§ REQUIRED TASKS
(A) Reproduce the part of the passage on collective action that opens with the words containing "The journalist Nick" and closes with "outcome.  You count!", switching "stronger" to "more confident".
(B) According to the passage on collective action, who worked with Saul Alinsky for a while?
(C) Write the next part of the passage on collective action, picking up after its final sentence.

The journalist Nick Von Hoffman worked with Saul Alinsky for a while and said:  “Once a person joins a group, a demonstration or a union, they’re a different person.”  That particular fight may have succeeded or failed, but you realize there’s someone who thinks as you do, and so you become stronger as a result, no matter what the outcome.  You count!

 

            There is extensive wisdom and great current pertinence in all this.  We live in a time when millions upon millions of us think we don’t count.  Only the big money on Wall Street and in big business counts:  Only the people who lie, cheat and steal unbelievable sums from scores of millions of small fry count.  They, and only they, get what they want.  The politicians are only bums who are bought off by these people.  One after another we have economic disasters (and educational shortcomings) in which the small fry are raped, while a war wanted by only a few accurses the nation and the whole of its mood.  So many millions upon millions of people have lost jobs in the last two or two and a half decades, have found themselves on the street and have lost their pride.  Collective action to remedy any or all of this? -- Don’t make me laugh.  Union membership has gone through the floor.  In politics the history is that, to use a phrase made famous by George Wallace, “it don’t make a dime’s worth of difference” what pol you vote for or maybe even work for.  Lots of people hope that Obama might make a difference, but history counsels skepticism, only the more so because so far he mainly talks about “change,” not substance.  People have now learned we don’t count, and that all that really counts is to have the hundreds of millions or billions needed to buy anyone and everyone you need to buy.

Layout element annotations
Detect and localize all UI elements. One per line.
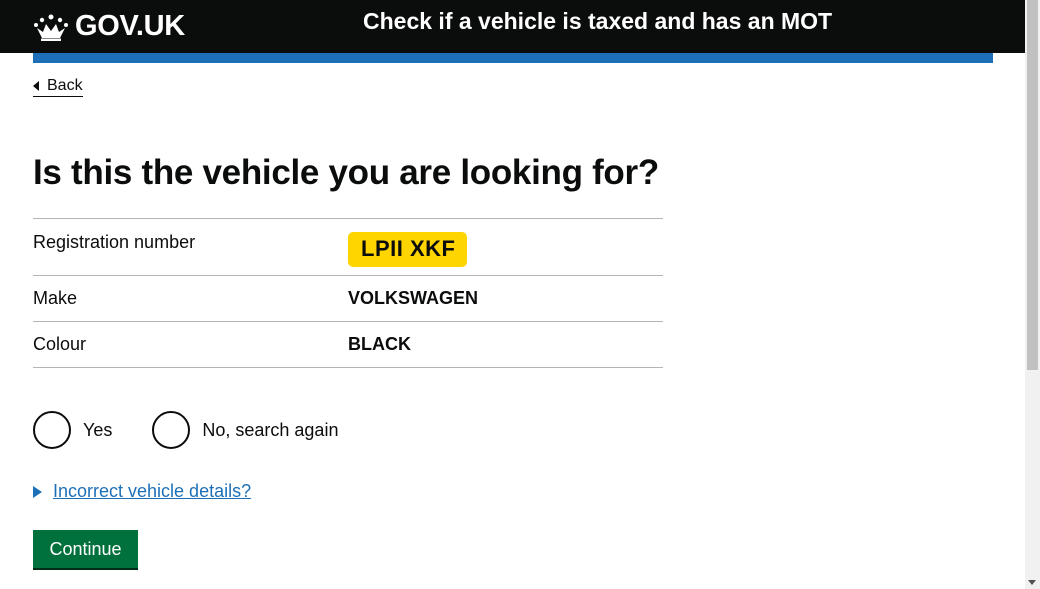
registration-plate: LPII XKF (348, 232, 468, 267)
summary-row-registration: Registration number LPII XKF (33, 219, 663, 276)
summary-row-colour: Colour BLACK (33, 322, 663, 368)
back-link[interactable]: Back (33, 77, 83, 97)
disclosure-triangle-icon[interactable] (33, 485, 42, 498)
incorrect-details-summary[interactable]: Incorrect vehicle details? (53, 481, 251, 502)
continue-button[interactable]: Continue (33, 530, 138, 568)
service-name-link[interactable]: Check if a vehicle is taxed and has an M… (363, 8, 832, 35)
back-arrow-icon (33, 81, 39, 91)
radio-yes[interactable]: Yes (33, 411, 112, 449)
scroll-down-arrow-icon[interactable] (1028, 580, 1036, 585)
summary-row-make: Make VOLKSWAGEN (33, 276, 663, 322)
vehicle-confirm-radios: Yes No, search again (33, 411, 378, 449)
page-scrollbar[interactable] (1025, 0, 1040, 589)
back-label: Back (47, 77, 83, 94)
summary-key: Make (33, 288, 78, 308)
page-title: Is this the vehicle you are looking for? (33, 153, 659, 192)
summary-key: Colour (33, 334, 87, 354)
header-blue-bar (33, 53, 993, 63)
logo-text: GOV.UK (75, 10, 185, 42)
radio-circle[interactable] (152, 411, 191, 449)
incorrect-details-disclosure[interactable]: Incorrect vehicle details? (33, 481, 251, 502)
scrollbar-thumb[interactable] (1027, 0, 1038, 370)
radio-label[interactable]: Yes (83, 420, 112, 441)
radio-label[interactable]: No, search again (202, 420, 338, 441)
summary-value: VOLKSWAGEN (348, 288, 479, 308)
crown-icon (34, 14, 68, 41)
summary-key: Registration number (33, 232, 196, 252)
summary-value: BLACK (348, 334, 411, 354)
vehicle-summary-list: Registration number LPII XKF Make VOLKSW… (33, 218, 663, 368)
radio-no-search-again[interactable]: No, search again (152, 411, 338, 449)
radio-circle[interactable] (33, 411, 71, 449)
site-header: GOV.UK Check if a vehicle is taxed and h… (0, 0, 1025, 53)
govuk-logo-link[interactable]: GOV.UK (33, 10, 185, 43)
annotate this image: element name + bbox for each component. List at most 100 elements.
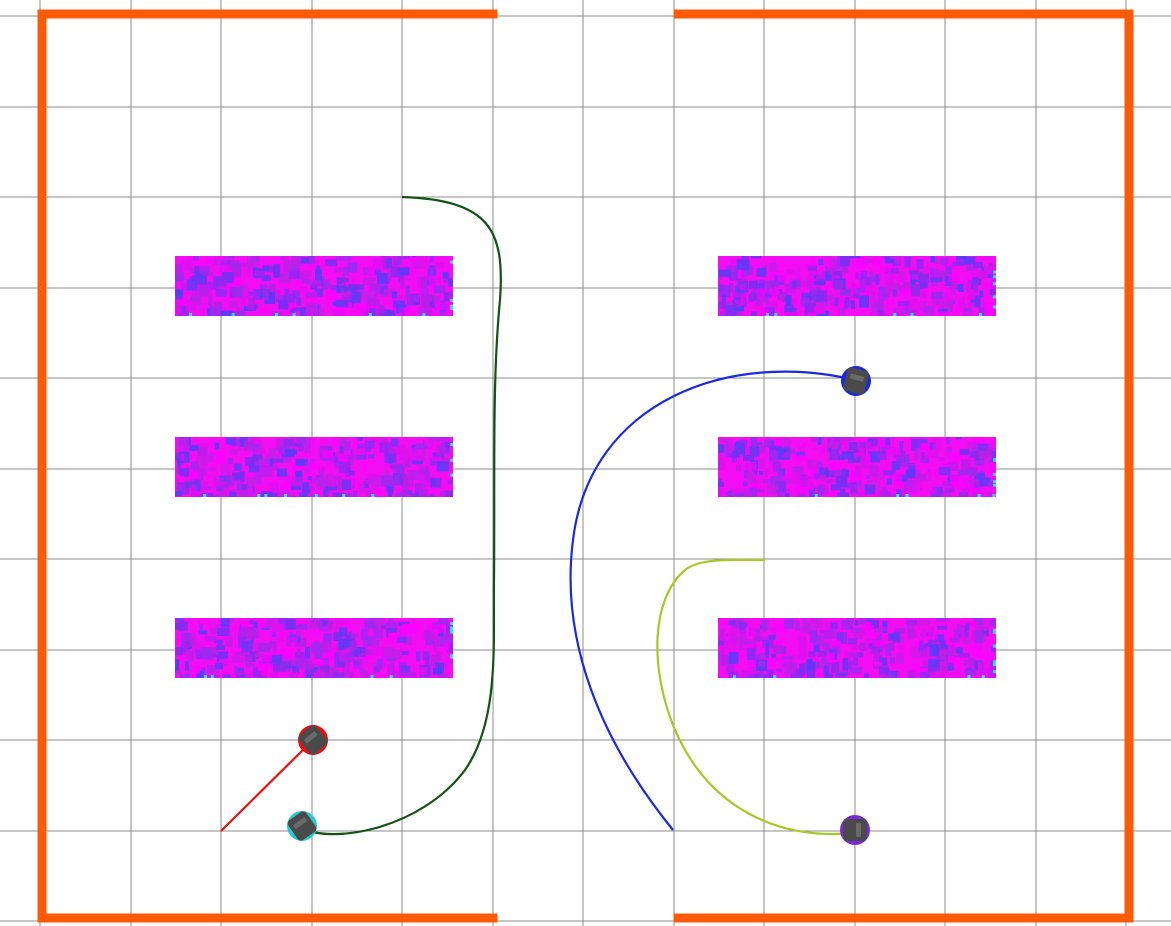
shelf-texture — [759, 458, 765, 468]
shelf-texture — [949, 274, 960, 282]
robot-cyan[interactable] — [281, 805, 323, 847]
shelf-texture — [939, 640, 947, 645]
shelf-texture — [911, 646, 920, 659]
shelf-texture — [359, 668, 365, 674]
shelf-texture — [364, 440, 375, 449]
shelf-texture — [309, 461, 316, 471]
shelf-texture — [823, 665, 829, 675]
shelf-texture — [419, 306, 432, 316]
shelf-texture — [880, 626, 888, 632]
shelf-texture — [433, 667, 442, 675]
shelf-texture — [892, 288, 898, 297]
shelves — [175, 256, 996, 678]
shelf-texture — [319, 624, 332, 632]
shelf-texture — [861, 258, 868, 267]
shelf-texture — [185, 661, 189, 672]
shelf-texture — [741, 256, 749, 262]
shelf-texture — [189, 444, 199, 451]
shelf-texture — [305, 292, 317, 298]
shelf-texture — [872, 640, 885, 647]
shelf-texture — [418, 489, 428, 497]
shelf-texture — [175, 491, 182, 496]
shelf-texture — [777, 470, 783, 482]
shelf-texture — [394, 649, 403, 659]
shelf-edge-speck — [371, 494, 375, 497]
shelf-texture — [719, 628, 725, 641]
shelf-texture — [447, 480, 453, 485]
shelf-texture — [226, 659, 237, 663]
robot-blue[interactable] — [838, 363, 875, 400]
shelf-texture — [762, 479, 773, 484]
shelf-texture — [829, 449, 840, 461]
shelf-texture — [186, 650, 194, 662]
shelf-texture — [215, 442, 220, 450]
shelf-texture — [309, 437, 314, 443]
shelf-texture — [445, 490, 453, 497]
shelf-texture — [176, 670, 181, 675]
shelf-texture — [364, 479, 371, 484]
shelf-texture — [824, 673, 834, 678]
shelf-edge-speck — [896, 494, 900, 497]
shelf-left-2 — [175, 437, 453, 497]
shelf-texture — [426, 471, 431, 482]
shelf-texture — [244, 654, 253, 665]
shelf-texture — [233, 310, 246, 316]
shelf-texture — [873, 276, 878, 282]
shelf-texture — [865, 453, 871, 466]
shelf-texture — [871, 291, 876, 301]
shelf-texture — [284, 448, 295, 457]
shelf-texture — [925, 450, 933, 457]
shelf-edge-speck — [450, 473, 453, 477]
shelf-texture — [859, 295, 869, 308]
shelf-texture — [251, 256, 260, 264]
shelf-texture — [214, 459, 227, 464]
shelf-texture — [299, 492, 308, 497]
shelf-texture — [720, 311, 727, 316]
shelf-texture — [877, 292, 888, 301]
shelf-texture — [351, 292, 361, 304]
shelf-texture — [864, 673, 870, 678]
shelf-texture — [418, 260, 430, 269]
shelf-texture — [443, 277, 453, 283]
shelf-texture — [316, 265, 321, 275]
shelf-texture — [785, 269, 795, 275]
shelf-texture — [848, 652, 859, 658]
shelf-texture — [220, 463, 230, 476]
robot-purple[interactable] — [840, 815, 870, 845]
shelf-texture — [176, 299, 188, 307]
shelf-texture — [986, 491, 994, 497]
shelf-texture — [777, 491, 784, 497]
shelf-texture — [175, 452, 182, 461]
shelf-texture — [826, 479, 833, 484]
shelf-texture — [393, 300, 406, 308]
shelf-texture — [907, 629, 917, 638]
shelf-edge-speck — [370, 675, 374, 678]
shelf-texture — [248, 465, 260, 473]
shelf-edge-speck — [450, 622, 453, 626]
shelf-texture — [256, 448, 266, 455]
shelf-texture — [278, 492, 290, 497]
shelf-texture — [906, 619, 918, 626]
shelf-edge-speck — [977, 494, 981, 497]
shelf-texture — [269, 284, 276, 293]
shelf-texture — [388, 448, 396, 454]
shelf-texture — [204, 636, 217, 642]
shelf-texture — [853, 645, 863, 649]
shelf-texture — [335, 618, 348, 629]
shelf-texture — [450, 312, 453, 316]
shelf-texture — [736, 464, 742, 472]
shelf-texture — [317, 662, 325, 666]
shelf-texture — [394, 475, 401, 486]
shelf-texture — [786, 662, 796, 674]
shelf-edge-speck — [993, 275, 996, 279]
shelf-edge-speck — [766, 313, 770, 316]
shelf-texture — [341, 479, 351, 490]
shelf-texture — [339, 446, 344, 454]
shelf-texture — [853, 293, 860, 299]
shelf-texture — [873, 474, 885, 480]
shelf-texture — [762, 639, 774, 648]
shelf-texture — [332, 301, 338, 306]
shelf-texture — [963, 282, 972, 290]
shelf-texture — [175, 290, 183, 300]
shelf-texture — [273, 480, 277, 485]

§ SOLVED PROBLEMS
(A)
The journalist Nick Von Hoffman worked with Saul Alinsky for a while and said:  “Once a person joins a group, a demonstration or a union, they’re a different person.”  That particular fight may have succeeded or failed, but you realize there’s someone who thinks as you do, and so you become more confident as a result, no matter what the outcome.  You count!

(B) The journalist Nick Von Hoffman.

(C)
 

Due to the internet, a person knows, regardless of his or her persuasion, that lots of others think the same way he or she does.  But, at least for those on the decent liberal side of the equation, it so far has rarely if ever made a difference in actual action, as evidenced by the fact that Pelosi and Reid are nigh on to useless despite the Democratic sweep in 2006.

 

            That the vast preponderance of us don’t count these days brings up another question Terkel deals with: whether or not common people have the intelligence to understand things.  Since about 1763 or 1776 it has been an essential assumption of this country that they do.  Our system is based on this, and depends on it, even though the pols and the mainstream media now act on a wholly different basis and may destroy the country accordingly.  Terkel discusses the average bloke’s comprehension in a vignette about Buckminster Fuller, a vignette he says is “the one that, to me, represents what my books are all about,” a vignette that “was a key one in my life in underscoring a belief.  It is a simple one:  that people can understand what is necessary for their well-being if it’s explained to them.  Honestly.”  (Emphasis in original.)  Again I am going to quote Terkel extensively, because I cannot paraphrase the matter as well as he said it:

 

I mentioned to [Fuller] that later that afternoon there would be a gathering at a local church.  No heat.  No electricity.  All would be cold and dim.  The church was holding a gathering of protestors against evictions.  Cha-Cha Jimenez, the leader of the Young Lords, who rode with us that day, told us that his family had been kicked out and forced to move six times in one month; that they felt like checkers on a checkerboard.  It was then that Bucky suggested the unthinkable:  “Let me talk to these people.”

 

I thought to myself:  “Oh, my God.  What crazy thing have I suggested?  If professors have a tough time understanding him, how will it be with working people who’ve gone no further than fifth grade?”  Nonetheless, he insisted. 

 

This moment, this event, was a key one in my life in underscoring a belief.  It is a simple one:  that people can understand what is necessary for their well-being if it’s explained to them.  Honestly.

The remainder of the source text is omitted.